▶ Problem to solve: Using the data below, determine the number of lines that include the string "jako". Write only that number.

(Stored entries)
=-=-=

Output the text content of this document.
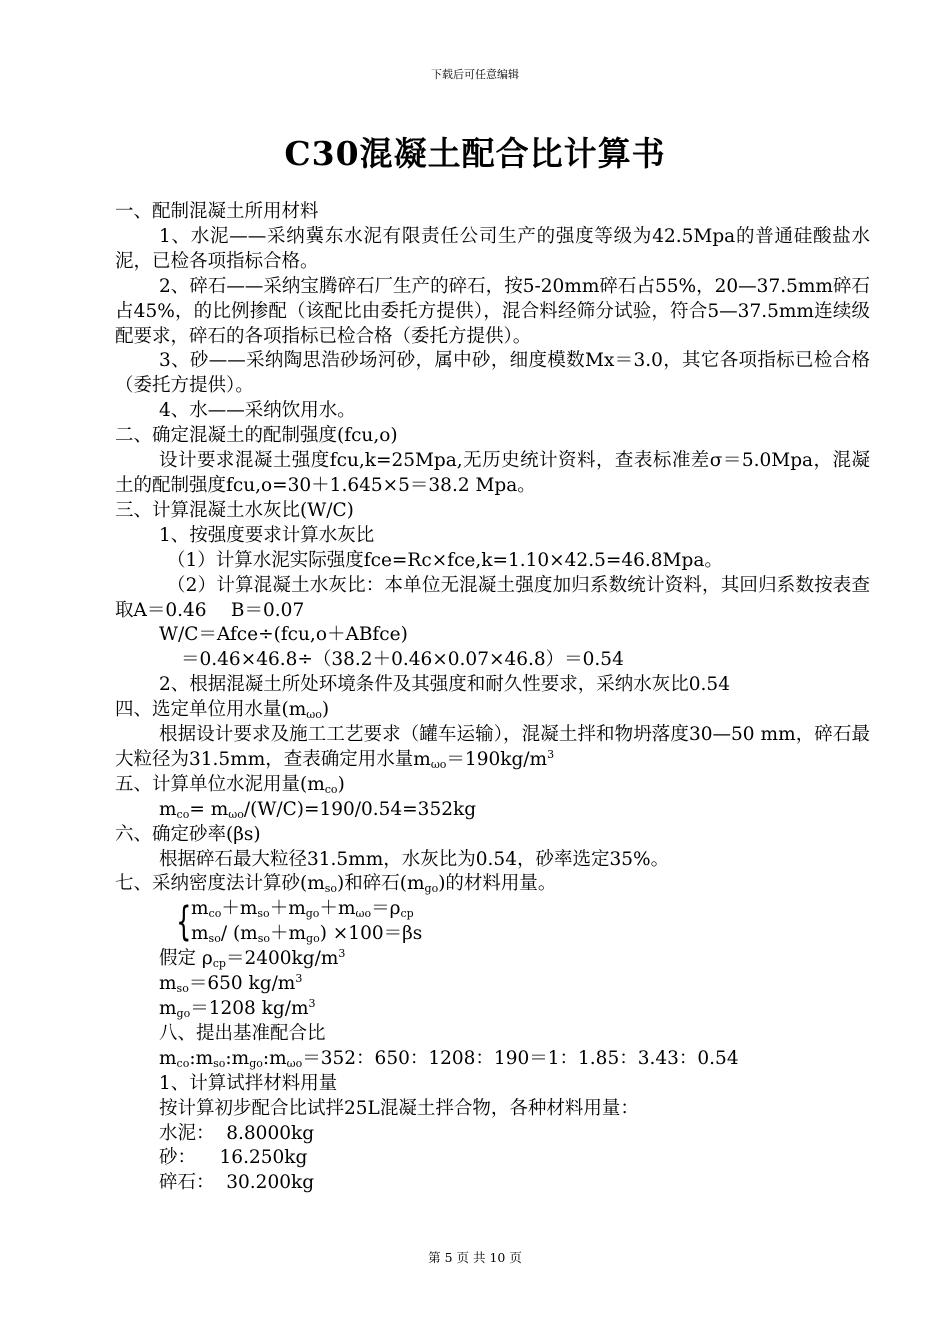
下载后可任意编辑
C30混凝土配合比计算书

一、配制混凝土所用材料

1、水泥——采纳冀东水泥有限责任公司生产的强度等级为42.5Mpa的普通硅酸盐水泥，已检各项指标合格。

2、碎石——采纳宝腾碎石厂生产的碎石，按5-20mm碎石占55%，20—37.5mm碎石占45%，的比例掺配（该配比由委托方提供），混合料经筛分试验，符合5—37.5mm连续级配要求，碎石的各项指标已检合格（委托方提供）。

3、砂——采纳陶思浩砂场河砂，属中砂，细度模数Mx＝3.0，其它各项指标已检合格（委托方提供）。

4、水——采纳饮用水。

二、确定混凝土的配制强度(fcu,o)

设计要求混凝土强度fcu,k=25Mpa,无历史统计资料，查表标准差σ＝5.0Mpa，混凝土的配制强度fcu,o=30＋1.645×5＝38.2 Mpa。

三、计算混凝土水灰比(W/C)

1、按强度要求计算水灰比

（1）计算水泥实际强度fce=Rc×fce,k=1.10×42.5=46.8Mpa。

（2）计算混凝土水灰比：本单位无混凝土强度加归系数统计资料，其回归系数按表查取A＝0.46　 B＝0.07

W/C＝Afce÷(fcu,o＋ABfce)

＝0.46×46.8÷（38.2＋0.46×0.07×46.8）＝0.54

2、根据混凝土所处环境条件及其强度和耐久性要求，采纳水灰比0.54

四、选定单位用水量$(m_{\omega o})$

根据设计要求及施工工艺要求（罐车运输），混凝土拌和物坍落度30—50 mm，碎石最大粒径为31.5mm，查表确定用水量$m_{\omega o}=190kg/m^3$

五、计算单位水泥用量$(m_{co})$

$m_{co}= m_{\omega o}/(W/C)=190/0.54=352kg$

六、确定砂率(βs)

根据碎石最大粒径31.5mm，水灰比为0.54，砂率选定35%。

七、采纳密度法计算砂$(m_{so})$和碎石$(m_{go})$的材料用量。

{ $m_{co}+m_{so}+m_{go}+m_{\omega o}=\rho_{cp}$

$m_{so}/$ $(m_{so}+m_{go}) \times 100=\beta s$

假定 $\rho_{cp}=2400kg/m^3$

$m_{so}=650$ $kg/m^3$

$m_{go}=1208$ $kg/m^3$

八、提出基准配合比

$m_{co}:m_{so}:m_{go}:m_{\omega o}=352$：650：1208：190＝1：1.85：3.43：0.54

1、计算试拌材料用量

按计算初步配合比试拌25L混凝土拌合物，各种材料用量：

水泥：  8.8000kg

砂：    16.250kg

碎石：  30.200kg

第 5 页 共 10 页
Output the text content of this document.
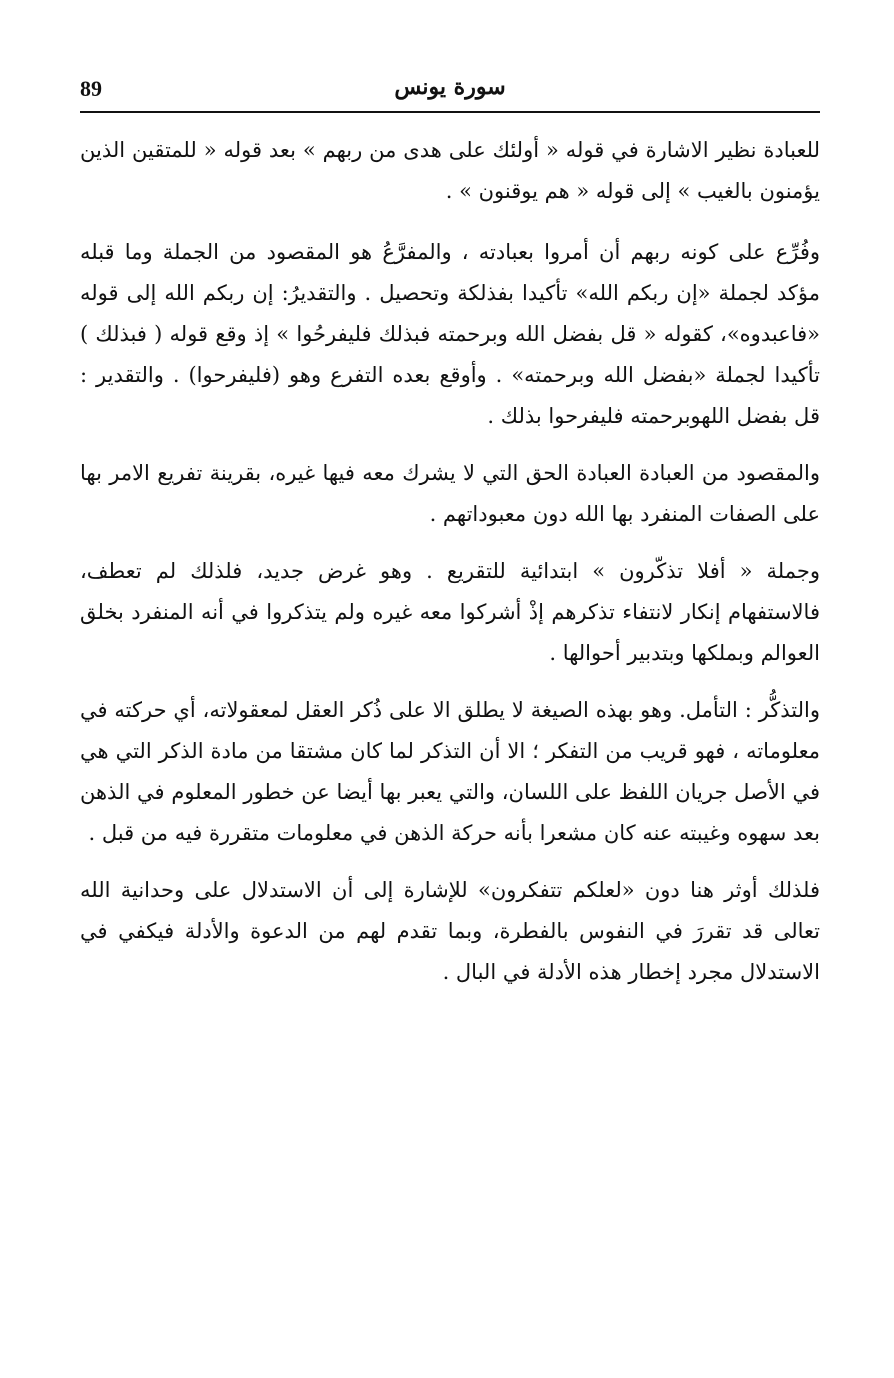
89	سورة يونس

للعبادة نظير الاشارة في قوله « أولئك على هدى من ربهم » بعد قوله « للمتقين الذين يؤمنون بالغيب » إلى قوله « هم يوقنون » .

وفُرِّع على كونه ربهم أن أمروا بعبادته ، والمفرَّعُ هو المقصود من الجملة وما قبله مؤكد لجملة «إن ربكم الله» تأكيدا بفذلكة وتحصيل . والتقديرُ: إن ربكم الله إلى قوله «فاعبدوه»، كقوله « قل بفضل الله وبرحمته فبذلك فليفرحُوا » إذ وقع قوله ( فبذلك ) تأكيدا لجملة «بفضل الله وبرحمته» . وأوقع بعده التفرع وهو (فليفرحوا) . والتقدير : قل بفضل اللهوبرحمته فليفرحوا بذلك .

والمقصود من العبادة العبادة الحق التي لا يشرك معه فيها غيره، بقرينة تفريع الامر بها على الصفات المنفرد بها الله دون معبوداتهم .

وجملة « أفلا تذكّرون » ابتدائية للتقريع . وهو غرض جديد، فلذلك لم تعطف، فالاستفهام إنكار لانتفاء تذكرهم إذْ أشركوا معه غيره ولم يتذكروا في أنه المنفرد بخلق العوالم وبملكها وبتدبير أحوالها .

والتذكُّر : التأمل. وهو بهذه الصيغة لا يطلق الا على ذُكر العقل لمعقولاته، أي حركته في معلوماته ، فهو قريب من التفكر ؛ الا أن التذكر لما كان مشتقا من مادة الذكر التي هي في الأصل جريان اللفظ على اللسان، والتي يعبر بها أيضا عن خطور المعلوم في الذهن بعد سهوه وغيبته عنه كان مشعرا بأنه حركة الذهن في معلومات متقررة فيه من قبل .

فلذلك أوثر هنا دون «لعلكم تتفكرون» للإشارة إلى أن الاستدلال على وحدانية الله تعالى قد تقررَ في النفوس بالفطرة، وبما تقدم لهم من الدعوة والأدلة فيكفي في الاستدلال مجرد إخطار هذه الأدلة في البال .
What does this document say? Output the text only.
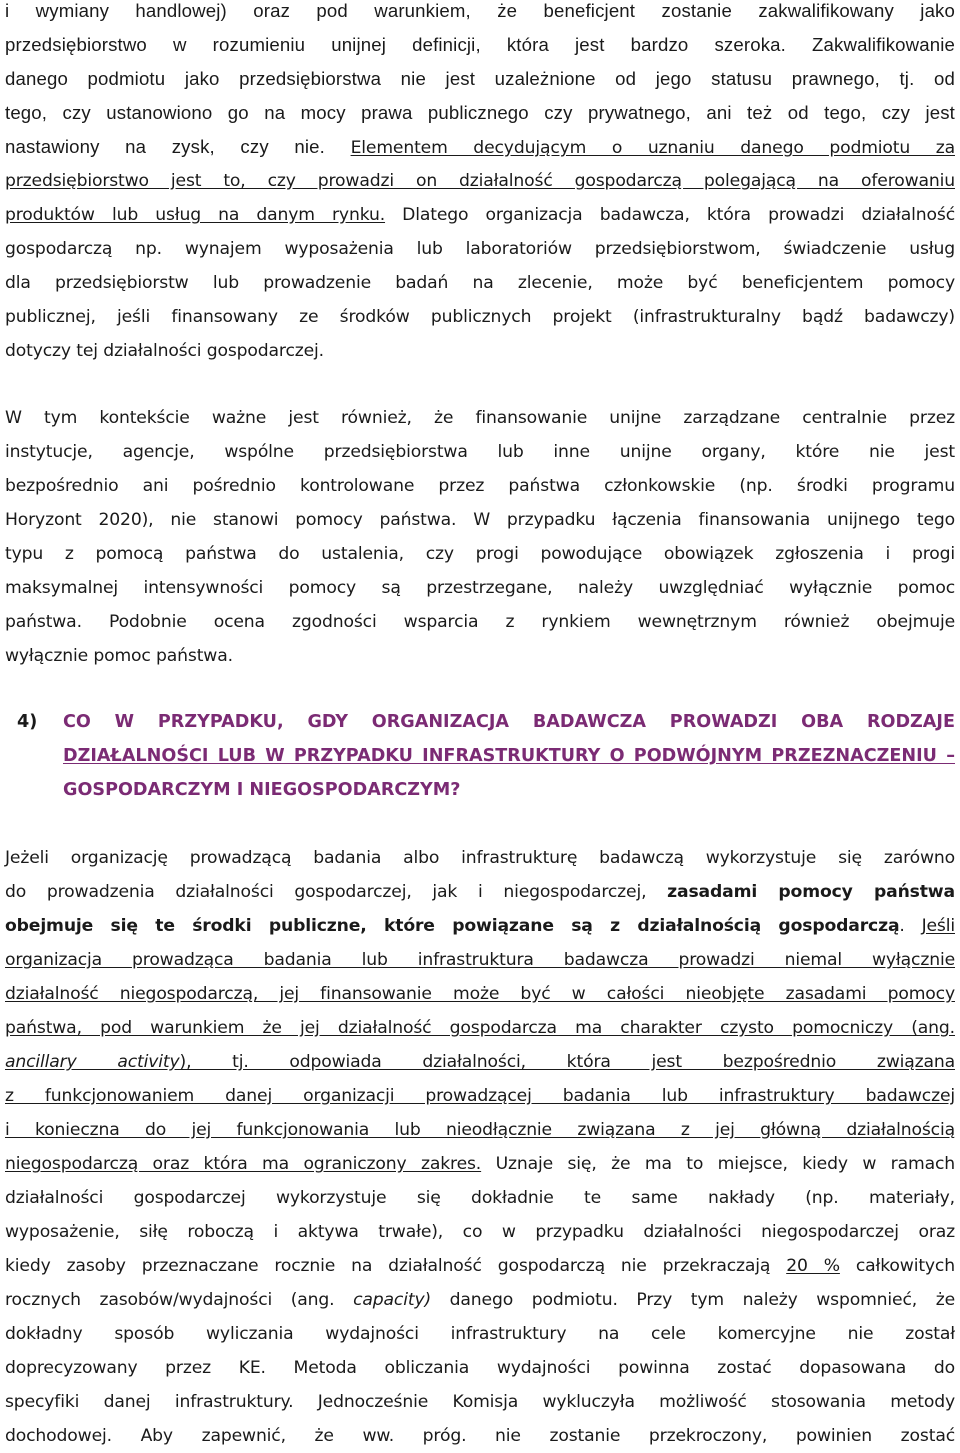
i wymiany handlowej) oraz pod warunkiem, że beneficjent zostanie zakwalifikowany jako
przedsiębiorstwo w rozumieniu unijnej definicji, która jest bardzo szeroka. Zakwalifikowanie
danego podmiotu jako przedsiębiorstwa nie jest uzależnione od jego statusu prawnego, tj. od
tego, czy ustanowiono go na mocy prawa publicznego czy prywatnego, ani też od tego, czy jest
nastawiony na zysk, czy nie. Elementem decydującym o uznaniu danego podmiotu za
przedsiębiorstwo jest to, czy prowadzi on działalność gospodarczą polegającą na oferowaniu
produktów lub usług na danym rynku. Dlatego organizacja badawcza, która prowadzi działalność
gospodarczą np. wynajem wyposażenia lub laboratoriów przedsiębiorstwom, świadczenie usług
dla przedsiębiorstw lub prowadzenie badań na zlecenie, może być beneficjentem pomocy
publicznej, jeśli finansowany ze środków publicznych projekt (infrastrukturalny bądź badawczy)
dotyczy tej działalności gospodarczej.
W tym kontekście ważne jest również, że finansowanie unijne zarządzane centralnie przez
instytucje, agencje, wspólne przedsiębiorstwa lub inne unijne organy, które nie jest
bezpośrednio ani pośrednio kontrolowane przez państwa członkowskie (np. środki programu
Horyzont 2020), nie stanowi pomocy państwa. W przypadku łączenia finansowania unijnego tego
typu z pomocą państwa do ustalenia, czy progi powodujące obowiązek zgłoszenia i progi
maksymalnej intensywności pomocy są przestrzegane, należy uwzględniać wyłącznie pomoc
państwa. Podobnie ocena zgodności wsparcia z rynkiem wewnętrznym również obejmuje
wyłącznie pomoc państwa.
4) CO W PRZYPADKU, GDY ORGANIZACJA BADAWCZA PROWADZI OBA RODZAJE
DZIAŁALNOŚCI LUB W PRZYPADKU INFRASTRUKTURY O PODWÓJNYM PRZEZNACZENIU –
GOSPODARCZYM I NIEGOSPODARCZYM?
Jeżeli organizację prowadzącą badania albo infrastrukturę badawczą wykorzystuje się zarówno
do prowadzenia działalności gospodarczej, jak i niegospodarczej, zasadami pomocy państwa
obejmuje się te środki publiczne, które powiązane są z działalnością gospodarczą. Jeśli
organizacja prowadząca badania lub infrastruktura badawcza prowadzi niemal wyłącznie
działalność niegospodarczą, jej finansowanie może być w całości nieobjęte zasadami pomocy
państwa, pod warunkiem że jej działalność gospodarcza ma charakter czysto pomocniczy (ang.
ancillary activity), tj. odpowiada działalności, która jest bezpośrednio związana
z funkcjonowaniem danej organizacji prowadzącej badania lub infrastruktury badawczej
i konieczna do jej funkcjonowania lub nieodłącznie związana z jej główną działalnością
niegospodarczą oraz która ma ograniczony zakres. Uznaje się, że ma to miejsce, kiedy w ramach
działalności gospodarczej wykorzystuje się dokładnie te same nakłady (np. materiały,
wyposażenie, siłę roboczą i aktywa trwałe), co w przypadku działalności niegospodarczej oraz
kiedy zasoby przeznaczane rocznie na działalność gospodarczą nie przekraczają 20 % całkowitych
rocznych zasobów/wydajności (ang. capacity) danego podmiotu. Przy tym należy wspomnieć, że
dokładny sposób wyliczania wydajności infrastruktury na cele komercyjne nie został
doprecyzowany przez KE. Metoda obliczania wydajności powinna zostać dopasowana do
specyfiki danej infrastruktury. Jednocześnie Komisja wykluczyła możliwość stosowania metody
dochodowej. Aby zapewnić, że ww. próg. nie zostanie przekroczony, powinien zostać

=-=-=

▶ Response to this task: 2